* **Stored rows**

:::::

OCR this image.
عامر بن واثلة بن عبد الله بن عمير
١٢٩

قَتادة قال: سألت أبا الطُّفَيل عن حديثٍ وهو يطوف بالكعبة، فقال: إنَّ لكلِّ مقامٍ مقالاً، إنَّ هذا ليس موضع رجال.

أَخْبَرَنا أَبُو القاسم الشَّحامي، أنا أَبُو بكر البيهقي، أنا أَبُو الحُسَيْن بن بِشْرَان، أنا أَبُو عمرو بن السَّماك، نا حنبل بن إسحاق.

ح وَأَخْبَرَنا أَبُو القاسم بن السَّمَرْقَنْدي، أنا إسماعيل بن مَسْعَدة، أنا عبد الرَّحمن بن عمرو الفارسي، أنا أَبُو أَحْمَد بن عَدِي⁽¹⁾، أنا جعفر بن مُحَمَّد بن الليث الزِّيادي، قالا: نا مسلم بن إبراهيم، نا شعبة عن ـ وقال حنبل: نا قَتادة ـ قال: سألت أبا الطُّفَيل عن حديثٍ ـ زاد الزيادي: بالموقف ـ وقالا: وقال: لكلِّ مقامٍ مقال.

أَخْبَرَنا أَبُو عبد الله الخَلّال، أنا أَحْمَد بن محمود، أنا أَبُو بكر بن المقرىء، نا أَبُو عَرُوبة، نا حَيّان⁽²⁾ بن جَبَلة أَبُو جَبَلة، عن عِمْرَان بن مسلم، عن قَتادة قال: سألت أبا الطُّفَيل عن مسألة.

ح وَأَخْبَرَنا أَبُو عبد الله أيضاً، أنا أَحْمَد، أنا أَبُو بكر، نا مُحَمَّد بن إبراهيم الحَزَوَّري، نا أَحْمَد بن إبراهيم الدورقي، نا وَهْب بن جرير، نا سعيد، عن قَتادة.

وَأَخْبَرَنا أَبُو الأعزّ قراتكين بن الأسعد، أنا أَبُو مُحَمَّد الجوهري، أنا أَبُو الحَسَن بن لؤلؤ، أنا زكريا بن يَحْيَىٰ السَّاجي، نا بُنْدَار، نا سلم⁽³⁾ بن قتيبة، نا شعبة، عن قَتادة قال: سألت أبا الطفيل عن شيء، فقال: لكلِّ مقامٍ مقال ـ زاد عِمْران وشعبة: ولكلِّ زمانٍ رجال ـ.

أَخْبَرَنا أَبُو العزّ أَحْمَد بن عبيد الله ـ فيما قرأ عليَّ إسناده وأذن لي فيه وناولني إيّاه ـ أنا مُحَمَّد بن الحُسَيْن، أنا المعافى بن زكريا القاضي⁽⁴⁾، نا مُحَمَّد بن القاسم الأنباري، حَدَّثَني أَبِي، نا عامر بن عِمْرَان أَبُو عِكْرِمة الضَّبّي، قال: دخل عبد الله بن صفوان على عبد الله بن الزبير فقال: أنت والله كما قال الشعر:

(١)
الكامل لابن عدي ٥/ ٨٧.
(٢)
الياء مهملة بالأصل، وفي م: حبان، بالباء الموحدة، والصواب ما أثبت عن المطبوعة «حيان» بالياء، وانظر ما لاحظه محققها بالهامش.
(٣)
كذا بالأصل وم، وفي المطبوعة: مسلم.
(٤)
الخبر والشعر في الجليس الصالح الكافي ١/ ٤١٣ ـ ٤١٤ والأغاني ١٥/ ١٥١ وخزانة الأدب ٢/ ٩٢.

:::::

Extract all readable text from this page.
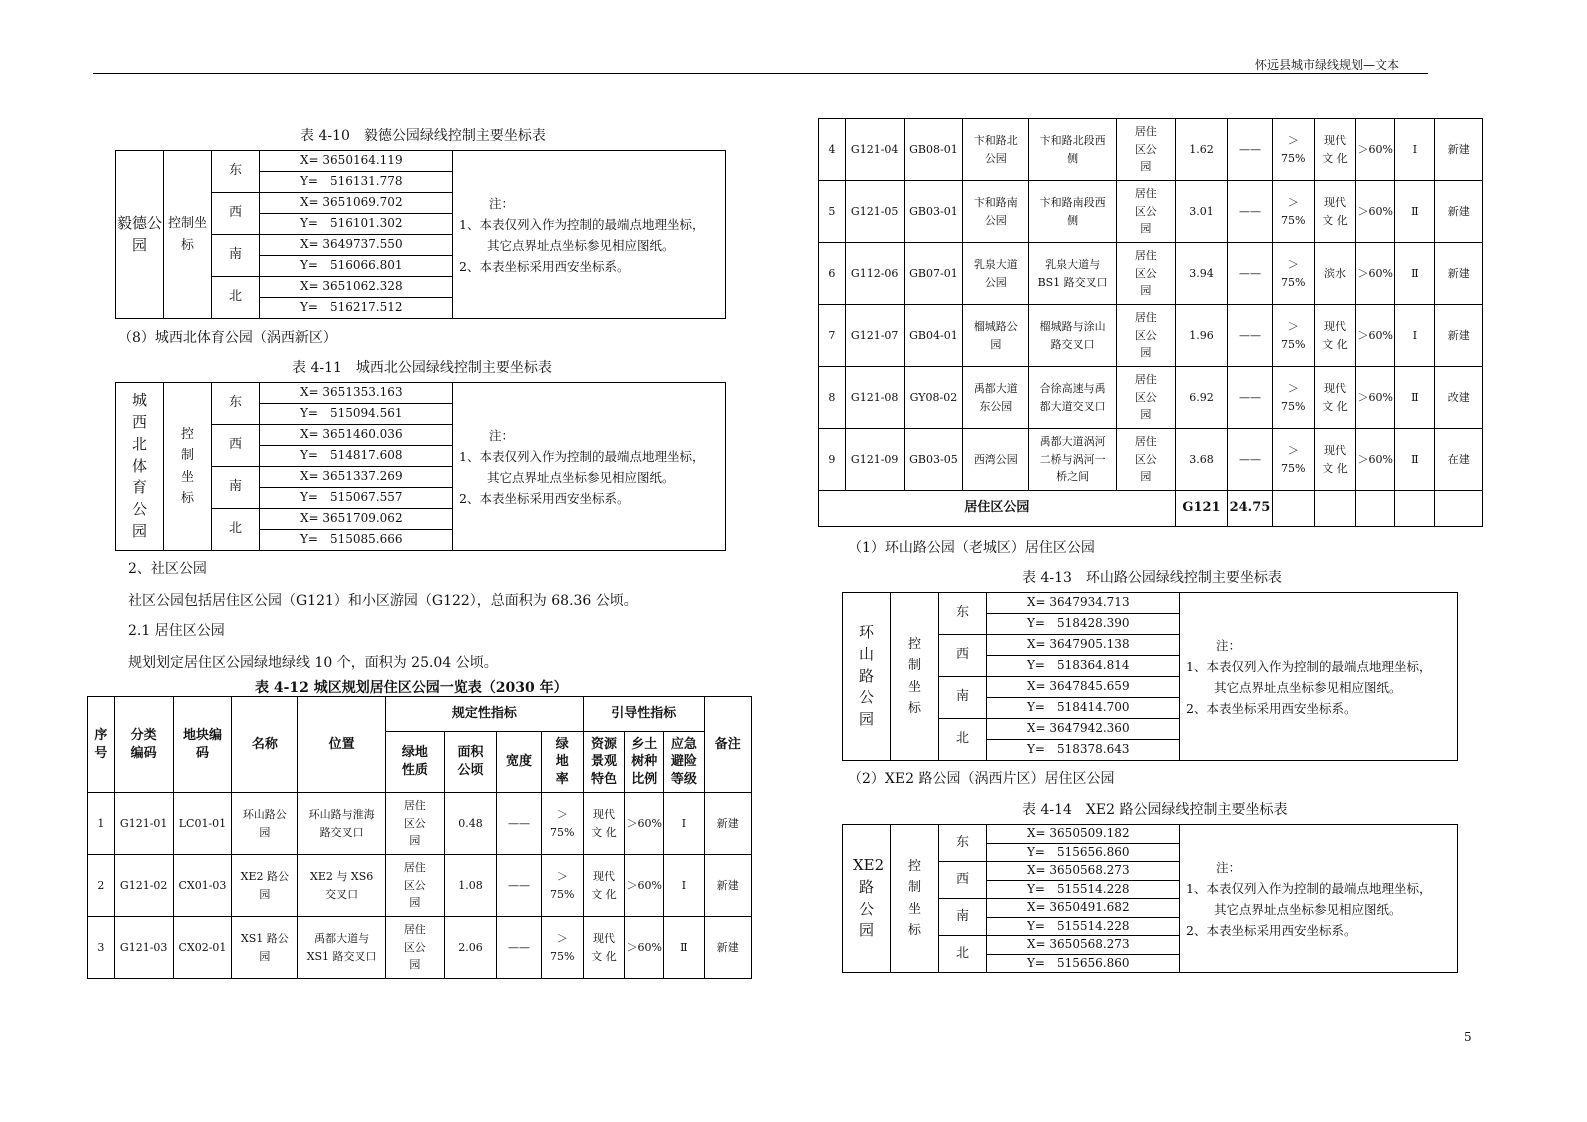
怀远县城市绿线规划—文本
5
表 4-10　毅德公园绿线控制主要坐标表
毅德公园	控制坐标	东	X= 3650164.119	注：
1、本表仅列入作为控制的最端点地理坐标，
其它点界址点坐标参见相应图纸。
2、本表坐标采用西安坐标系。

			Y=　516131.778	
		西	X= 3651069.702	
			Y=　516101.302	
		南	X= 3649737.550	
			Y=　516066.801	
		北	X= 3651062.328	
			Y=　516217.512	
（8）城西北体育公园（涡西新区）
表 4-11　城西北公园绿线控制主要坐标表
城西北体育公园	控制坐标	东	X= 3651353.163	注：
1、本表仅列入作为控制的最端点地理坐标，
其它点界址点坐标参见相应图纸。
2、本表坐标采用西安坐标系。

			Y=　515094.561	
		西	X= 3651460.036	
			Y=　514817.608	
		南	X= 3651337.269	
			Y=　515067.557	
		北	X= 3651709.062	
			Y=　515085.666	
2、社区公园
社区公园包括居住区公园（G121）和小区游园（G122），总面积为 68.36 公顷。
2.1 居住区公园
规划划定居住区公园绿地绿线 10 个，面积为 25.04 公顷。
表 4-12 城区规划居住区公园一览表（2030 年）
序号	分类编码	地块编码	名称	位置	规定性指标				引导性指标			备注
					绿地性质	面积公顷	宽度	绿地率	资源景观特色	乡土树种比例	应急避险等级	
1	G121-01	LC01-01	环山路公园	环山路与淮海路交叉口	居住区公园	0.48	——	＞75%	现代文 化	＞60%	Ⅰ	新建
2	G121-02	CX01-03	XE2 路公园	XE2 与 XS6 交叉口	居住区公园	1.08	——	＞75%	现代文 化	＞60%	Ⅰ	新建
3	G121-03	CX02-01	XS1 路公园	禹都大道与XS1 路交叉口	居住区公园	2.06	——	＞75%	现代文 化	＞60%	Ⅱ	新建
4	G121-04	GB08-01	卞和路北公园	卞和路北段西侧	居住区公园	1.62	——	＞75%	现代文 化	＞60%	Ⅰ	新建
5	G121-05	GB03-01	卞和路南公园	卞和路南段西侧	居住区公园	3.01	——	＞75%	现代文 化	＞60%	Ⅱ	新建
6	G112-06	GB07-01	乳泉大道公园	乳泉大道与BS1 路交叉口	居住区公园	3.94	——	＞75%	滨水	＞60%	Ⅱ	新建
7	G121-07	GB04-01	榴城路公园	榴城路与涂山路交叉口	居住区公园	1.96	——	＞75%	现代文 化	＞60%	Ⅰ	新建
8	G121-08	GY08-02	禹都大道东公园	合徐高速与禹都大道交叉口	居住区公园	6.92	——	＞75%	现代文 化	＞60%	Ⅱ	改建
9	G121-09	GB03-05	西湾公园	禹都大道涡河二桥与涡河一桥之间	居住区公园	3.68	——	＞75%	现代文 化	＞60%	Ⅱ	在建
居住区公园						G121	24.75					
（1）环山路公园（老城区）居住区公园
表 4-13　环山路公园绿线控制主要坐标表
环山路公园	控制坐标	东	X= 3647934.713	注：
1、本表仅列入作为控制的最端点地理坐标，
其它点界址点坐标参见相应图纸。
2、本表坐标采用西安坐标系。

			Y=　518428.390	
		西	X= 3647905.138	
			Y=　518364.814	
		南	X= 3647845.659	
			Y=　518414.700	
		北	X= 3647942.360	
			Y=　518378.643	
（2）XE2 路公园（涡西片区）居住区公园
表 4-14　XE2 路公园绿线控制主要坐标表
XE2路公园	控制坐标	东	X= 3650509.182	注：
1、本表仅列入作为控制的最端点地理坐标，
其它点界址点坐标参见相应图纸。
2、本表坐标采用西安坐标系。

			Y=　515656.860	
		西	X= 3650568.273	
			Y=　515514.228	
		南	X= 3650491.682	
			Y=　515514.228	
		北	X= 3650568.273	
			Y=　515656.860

:::::

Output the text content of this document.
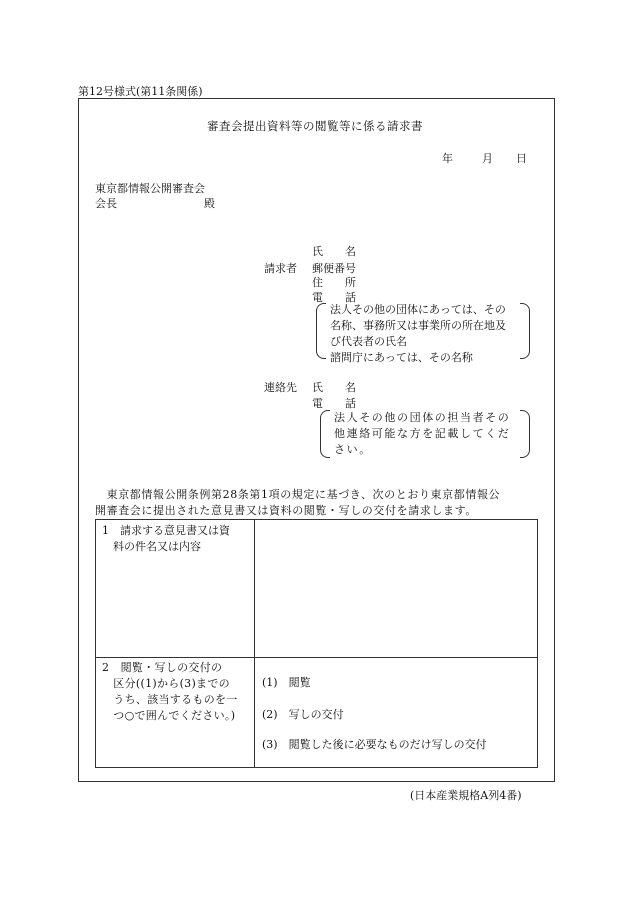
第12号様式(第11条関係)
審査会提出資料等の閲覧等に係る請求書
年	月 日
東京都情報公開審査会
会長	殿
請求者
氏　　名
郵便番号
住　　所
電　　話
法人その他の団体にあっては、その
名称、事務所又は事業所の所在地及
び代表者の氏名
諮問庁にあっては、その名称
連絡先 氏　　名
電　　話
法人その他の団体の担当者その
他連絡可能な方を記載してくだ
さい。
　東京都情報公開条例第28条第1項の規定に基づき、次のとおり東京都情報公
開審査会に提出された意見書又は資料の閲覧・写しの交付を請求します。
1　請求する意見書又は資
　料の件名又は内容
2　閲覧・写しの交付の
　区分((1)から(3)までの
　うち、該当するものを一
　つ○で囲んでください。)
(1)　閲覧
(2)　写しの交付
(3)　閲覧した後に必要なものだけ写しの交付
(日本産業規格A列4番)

:::::

* **Task to complete**
Lines from the records above that hold "بالأصل" are the ones to list.

* **Response below**
الياء مهملة بالأصل، وفي م: حبان، بالباء الموحدة، والصواب ما أثبت عن المطبوعة «حيان» بالياء، وانظر ما لاحظه محققها بالهامش.
كذا بالأصل وم، وفي المطبوعة: مسلم.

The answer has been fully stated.